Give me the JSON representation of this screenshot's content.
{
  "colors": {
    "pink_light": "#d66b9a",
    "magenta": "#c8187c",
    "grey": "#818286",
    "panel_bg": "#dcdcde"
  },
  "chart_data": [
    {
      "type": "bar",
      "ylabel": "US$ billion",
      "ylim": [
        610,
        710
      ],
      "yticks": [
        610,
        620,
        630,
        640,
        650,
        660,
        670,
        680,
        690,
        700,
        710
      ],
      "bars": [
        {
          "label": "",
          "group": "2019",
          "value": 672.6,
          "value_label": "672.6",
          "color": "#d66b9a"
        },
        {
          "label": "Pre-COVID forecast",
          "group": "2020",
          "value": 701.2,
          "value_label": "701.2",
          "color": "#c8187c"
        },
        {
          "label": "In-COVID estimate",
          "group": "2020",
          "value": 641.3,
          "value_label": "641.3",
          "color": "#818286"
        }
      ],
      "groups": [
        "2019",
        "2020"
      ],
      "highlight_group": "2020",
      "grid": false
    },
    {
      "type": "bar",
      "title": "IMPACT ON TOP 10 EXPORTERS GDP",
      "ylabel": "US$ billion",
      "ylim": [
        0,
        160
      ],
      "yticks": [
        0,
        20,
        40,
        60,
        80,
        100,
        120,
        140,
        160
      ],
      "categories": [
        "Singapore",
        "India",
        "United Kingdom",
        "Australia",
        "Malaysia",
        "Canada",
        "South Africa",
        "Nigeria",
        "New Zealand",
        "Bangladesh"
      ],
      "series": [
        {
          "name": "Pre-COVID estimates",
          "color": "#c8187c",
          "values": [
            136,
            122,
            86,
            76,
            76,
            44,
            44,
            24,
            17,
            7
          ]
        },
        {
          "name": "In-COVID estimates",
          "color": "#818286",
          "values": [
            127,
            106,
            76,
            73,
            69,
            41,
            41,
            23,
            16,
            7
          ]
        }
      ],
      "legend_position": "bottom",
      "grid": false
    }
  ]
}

GOAL OF THE EXERCISE - Restate each of the entries above verbatim.

SOLVED PROBLEM -
Give me the JSON representation of this screenshot's content.
{
  "colors": {
    "pink_light": "#d66b9a",
    "magenta": "#c8187c",
    "grey": "#818286",
    "panel_bg": "#dcdcde"
  },
  "chart_data": [
    {
      "type": "bar",
      "ylabel": "US$ billion",
      "ylim": [
        610,
        710
      ],
      "yticks": [
        610,
        620,
        630,
        640,
        650,
        660,
        670,
        680,
        690,
        700,
        710
      ],
      "bars": [
        {
          "label": "",
          "group": "2019",
          "value": 672.6,
          "value_label": "672.6",
          "color": "#d66b9a"
        },
        {
          "label": "Pre-COVID forecast",
          "group": "2020",
          "value": 701.2,
          "value_label": "701.2",
          "color": "#c8187c"
        },
        {
          "label": "In-COVID estimate",
          "group": "2020",
          "value": 641.3,
          "value_label": "641.3",
          "color": "#818286"
        }
      ],
      "groups": [
        "2019",
        "2020"
      ],
      "highlight_group": "2020",
      "grid": false
    },
    {
      "type": "bar",
      "title": "IMPACT ON TOP 10 EXPORTERS GDP",
      "ylabel": "US$ billion",
      "ylim": [
        0,
        160
      ],
      "yticks": [
        0,
        20,
        40,
        60,
        80,
        100,
        120,
        140,
        160
      ],
      "categories": [
        "Singapore",
        "India",
        "United Kingdom",
        "Australia",
        "Malaysia",
        "Canada",
        "South Africa",
        "Nigeria",
        "New Zealand",
        "Bangladesh"
      ],
      "series": [
        {
          "name": "Pre-COVID estimates",
          "color": "#c8187c",
          "values": [
            136,
            122,
            86,
            76,
            76,
            44,
            44,
            24,
            17,
            7
          ]
        },
        {
          "name": "In-COVID estimates",
          "color": "#818286",
          "values": [
            127,
            106,
            76,
            73,
            69,
            41,
            41,
            23,
            16,
            7
          ]
        }
      ],
      "legend_position": "bottom",
      "grid": false
    }
  ]
}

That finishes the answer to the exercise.